_RECORDS FOR THIS TASK_
◆ ◆ ◆ ◆ ◆
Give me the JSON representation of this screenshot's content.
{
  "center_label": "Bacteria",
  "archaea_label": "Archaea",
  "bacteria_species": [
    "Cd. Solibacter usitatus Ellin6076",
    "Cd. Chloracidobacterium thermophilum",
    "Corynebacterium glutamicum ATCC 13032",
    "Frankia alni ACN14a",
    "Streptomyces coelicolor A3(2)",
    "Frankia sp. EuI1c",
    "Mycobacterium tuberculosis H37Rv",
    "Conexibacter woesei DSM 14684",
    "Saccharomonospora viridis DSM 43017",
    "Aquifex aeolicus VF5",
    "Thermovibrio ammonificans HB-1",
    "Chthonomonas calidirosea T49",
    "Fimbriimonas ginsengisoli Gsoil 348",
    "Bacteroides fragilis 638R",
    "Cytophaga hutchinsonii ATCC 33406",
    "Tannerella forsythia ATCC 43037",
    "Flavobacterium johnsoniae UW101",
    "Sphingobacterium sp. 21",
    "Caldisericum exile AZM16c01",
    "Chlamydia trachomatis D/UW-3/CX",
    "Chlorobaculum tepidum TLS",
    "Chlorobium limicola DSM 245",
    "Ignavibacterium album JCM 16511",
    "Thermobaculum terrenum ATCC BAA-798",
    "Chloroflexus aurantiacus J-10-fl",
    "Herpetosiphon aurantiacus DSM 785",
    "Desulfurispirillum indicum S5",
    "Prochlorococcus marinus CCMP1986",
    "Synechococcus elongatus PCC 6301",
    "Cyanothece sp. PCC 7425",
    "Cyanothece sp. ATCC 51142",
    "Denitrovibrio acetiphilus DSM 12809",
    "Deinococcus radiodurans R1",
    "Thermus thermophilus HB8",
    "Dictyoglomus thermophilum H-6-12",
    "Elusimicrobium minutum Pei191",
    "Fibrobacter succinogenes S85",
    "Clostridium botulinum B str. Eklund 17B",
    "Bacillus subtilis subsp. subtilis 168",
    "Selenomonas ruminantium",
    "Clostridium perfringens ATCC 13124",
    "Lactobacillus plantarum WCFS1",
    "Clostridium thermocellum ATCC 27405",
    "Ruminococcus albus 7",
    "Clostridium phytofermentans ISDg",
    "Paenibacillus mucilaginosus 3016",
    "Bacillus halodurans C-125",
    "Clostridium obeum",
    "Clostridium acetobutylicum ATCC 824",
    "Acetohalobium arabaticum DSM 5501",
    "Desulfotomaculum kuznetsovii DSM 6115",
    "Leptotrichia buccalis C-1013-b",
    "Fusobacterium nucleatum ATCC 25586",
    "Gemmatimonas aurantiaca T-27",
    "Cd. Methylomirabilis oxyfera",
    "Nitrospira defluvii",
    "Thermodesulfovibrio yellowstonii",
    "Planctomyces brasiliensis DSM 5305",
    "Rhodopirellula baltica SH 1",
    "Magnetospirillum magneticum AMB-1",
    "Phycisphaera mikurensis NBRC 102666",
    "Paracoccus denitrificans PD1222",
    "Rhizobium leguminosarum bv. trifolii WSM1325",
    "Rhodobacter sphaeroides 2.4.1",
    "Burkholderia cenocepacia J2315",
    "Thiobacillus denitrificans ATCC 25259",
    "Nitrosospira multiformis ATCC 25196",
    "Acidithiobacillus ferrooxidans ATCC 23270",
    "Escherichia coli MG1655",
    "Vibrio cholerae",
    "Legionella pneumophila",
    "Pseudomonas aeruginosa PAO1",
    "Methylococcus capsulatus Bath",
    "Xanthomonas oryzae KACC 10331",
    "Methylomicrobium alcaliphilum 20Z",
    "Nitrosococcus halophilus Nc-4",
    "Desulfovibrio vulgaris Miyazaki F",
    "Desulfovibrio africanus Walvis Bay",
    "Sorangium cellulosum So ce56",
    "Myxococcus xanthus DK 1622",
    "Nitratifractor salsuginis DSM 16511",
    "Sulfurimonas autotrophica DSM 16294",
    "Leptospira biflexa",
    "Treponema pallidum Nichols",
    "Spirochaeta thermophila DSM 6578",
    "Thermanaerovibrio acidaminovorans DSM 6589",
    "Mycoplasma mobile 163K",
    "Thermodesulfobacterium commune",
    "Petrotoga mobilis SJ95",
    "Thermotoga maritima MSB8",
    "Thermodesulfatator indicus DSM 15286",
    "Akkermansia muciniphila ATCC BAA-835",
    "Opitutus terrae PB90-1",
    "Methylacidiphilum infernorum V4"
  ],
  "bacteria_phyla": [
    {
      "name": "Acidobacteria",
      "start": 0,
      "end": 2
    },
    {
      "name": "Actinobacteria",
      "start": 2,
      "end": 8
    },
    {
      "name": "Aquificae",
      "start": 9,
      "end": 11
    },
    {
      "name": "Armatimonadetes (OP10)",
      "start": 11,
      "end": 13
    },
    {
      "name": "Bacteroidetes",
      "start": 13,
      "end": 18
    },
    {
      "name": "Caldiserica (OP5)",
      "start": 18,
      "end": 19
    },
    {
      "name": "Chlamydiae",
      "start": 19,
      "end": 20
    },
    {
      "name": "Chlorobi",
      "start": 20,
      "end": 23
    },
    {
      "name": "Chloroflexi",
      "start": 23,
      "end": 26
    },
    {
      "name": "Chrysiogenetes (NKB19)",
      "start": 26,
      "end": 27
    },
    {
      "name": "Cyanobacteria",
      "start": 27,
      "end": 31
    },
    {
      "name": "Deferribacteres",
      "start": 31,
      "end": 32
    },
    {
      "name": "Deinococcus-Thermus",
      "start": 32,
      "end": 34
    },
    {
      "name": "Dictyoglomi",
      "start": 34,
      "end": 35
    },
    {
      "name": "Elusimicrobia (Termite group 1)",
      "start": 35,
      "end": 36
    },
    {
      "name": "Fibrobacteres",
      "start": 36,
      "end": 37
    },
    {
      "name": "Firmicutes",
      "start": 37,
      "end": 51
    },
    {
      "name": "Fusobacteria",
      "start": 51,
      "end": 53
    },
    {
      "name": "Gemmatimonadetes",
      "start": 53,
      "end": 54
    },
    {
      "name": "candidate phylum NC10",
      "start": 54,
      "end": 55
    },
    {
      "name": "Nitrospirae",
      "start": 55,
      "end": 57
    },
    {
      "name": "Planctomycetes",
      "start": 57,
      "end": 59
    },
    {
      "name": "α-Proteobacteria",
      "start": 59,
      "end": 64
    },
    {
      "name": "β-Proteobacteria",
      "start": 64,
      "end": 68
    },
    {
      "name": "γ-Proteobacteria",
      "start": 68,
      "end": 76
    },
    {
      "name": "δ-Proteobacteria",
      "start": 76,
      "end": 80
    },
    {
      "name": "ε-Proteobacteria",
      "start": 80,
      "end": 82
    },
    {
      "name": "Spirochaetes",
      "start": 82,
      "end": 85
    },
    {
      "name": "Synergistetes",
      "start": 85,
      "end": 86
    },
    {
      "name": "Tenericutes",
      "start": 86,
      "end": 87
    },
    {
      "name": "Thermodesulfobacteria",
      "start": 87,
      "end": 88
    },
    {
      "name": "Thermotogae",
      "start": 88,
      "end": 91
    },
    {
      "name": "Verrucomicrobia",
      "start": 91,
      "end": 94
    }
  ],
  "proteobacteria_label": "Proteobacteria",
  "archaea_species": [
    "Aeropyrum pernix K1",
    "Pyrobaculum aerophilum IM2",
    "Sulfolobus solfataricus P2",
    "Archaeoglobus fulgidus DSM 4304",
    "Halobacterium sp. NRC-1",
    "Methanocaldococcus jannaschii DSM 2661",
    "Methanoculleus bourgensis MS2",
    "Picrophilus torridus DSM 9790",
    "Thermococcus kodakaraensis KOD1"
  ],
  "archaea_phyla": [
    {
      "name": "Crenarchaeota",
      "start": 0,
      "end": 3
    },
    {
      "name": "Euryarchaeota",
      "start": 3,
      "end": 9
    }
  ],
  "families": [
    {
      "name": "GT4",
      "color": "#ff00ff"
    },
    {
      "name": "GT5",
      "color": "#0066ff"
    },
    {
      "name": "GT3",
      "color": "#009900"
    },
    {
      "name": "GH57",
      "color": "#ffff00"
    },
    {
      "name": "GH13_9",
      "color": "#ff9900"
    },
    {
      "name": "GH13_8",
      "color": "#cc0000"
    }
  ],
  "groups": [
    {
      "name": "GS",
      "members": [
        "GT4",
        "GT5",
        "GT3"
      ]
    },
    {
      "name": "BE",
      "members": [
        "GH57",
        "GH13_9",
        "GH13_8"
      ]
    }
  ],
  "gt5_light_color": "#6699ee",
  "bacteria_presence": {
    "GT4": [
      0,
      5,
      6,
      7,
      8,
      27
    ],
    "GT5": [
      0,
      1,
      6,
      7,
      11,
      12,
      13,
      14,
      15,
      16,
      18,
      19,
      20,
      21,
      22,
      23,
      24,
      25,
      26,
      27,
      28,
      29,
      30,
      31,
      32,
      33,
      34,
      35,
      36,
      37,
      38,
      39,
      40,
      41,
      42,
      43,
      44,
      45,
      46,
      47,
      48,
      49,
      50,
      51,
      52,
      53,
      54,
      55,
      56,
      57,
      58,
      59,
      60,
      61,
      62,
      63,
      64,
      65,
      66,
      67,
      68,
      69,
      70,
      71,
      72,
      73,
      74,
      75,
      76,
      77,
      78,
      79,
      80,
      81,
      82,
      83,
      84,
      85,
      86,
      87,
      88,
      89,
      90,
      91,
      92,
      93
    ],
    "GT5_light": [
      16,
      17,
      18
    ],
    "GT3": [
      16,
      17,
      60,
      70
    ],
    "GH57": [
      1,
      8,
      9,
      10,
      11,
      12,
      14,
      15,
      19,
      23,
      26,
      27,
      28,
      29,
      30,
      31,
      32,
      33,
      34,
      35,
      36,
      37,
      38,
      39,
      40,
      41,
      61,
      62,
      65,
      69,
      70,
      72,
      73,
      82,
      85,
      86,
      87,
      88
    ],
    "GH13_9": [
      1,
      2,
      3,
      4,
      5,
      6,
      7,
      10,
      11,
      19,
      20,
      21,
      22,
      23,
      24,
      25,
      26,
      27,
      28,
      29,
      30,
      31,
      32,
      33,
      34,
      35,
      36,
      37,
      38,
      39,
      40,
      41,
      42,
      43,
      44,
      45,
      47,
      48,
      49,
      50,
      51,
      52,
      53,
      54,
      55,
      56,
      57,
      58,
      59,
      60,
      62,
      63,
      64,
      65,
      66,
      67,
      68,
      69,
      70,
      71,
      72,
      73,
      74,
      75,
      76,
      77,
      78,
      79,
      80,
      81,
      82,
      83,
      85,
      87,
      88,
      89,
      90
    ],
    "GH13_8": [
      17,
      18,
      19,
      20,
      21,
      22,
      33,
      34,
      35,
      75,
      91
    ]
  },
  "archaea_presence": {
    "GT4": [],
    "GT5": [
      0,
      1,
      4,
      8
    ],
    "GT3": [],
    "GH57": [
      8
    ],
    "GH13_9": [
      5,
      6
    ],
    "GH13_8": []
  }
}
◆ ◆ ◆ ◆ ◆
_TASK PROMPT_
Select every line above that contains the word "thermophilum", and copy it.

_TASK OUTPUT_
    "Cd. Chloracidobacterium thermophilum",
    "Dictyoglomus thermophilum H-6-12",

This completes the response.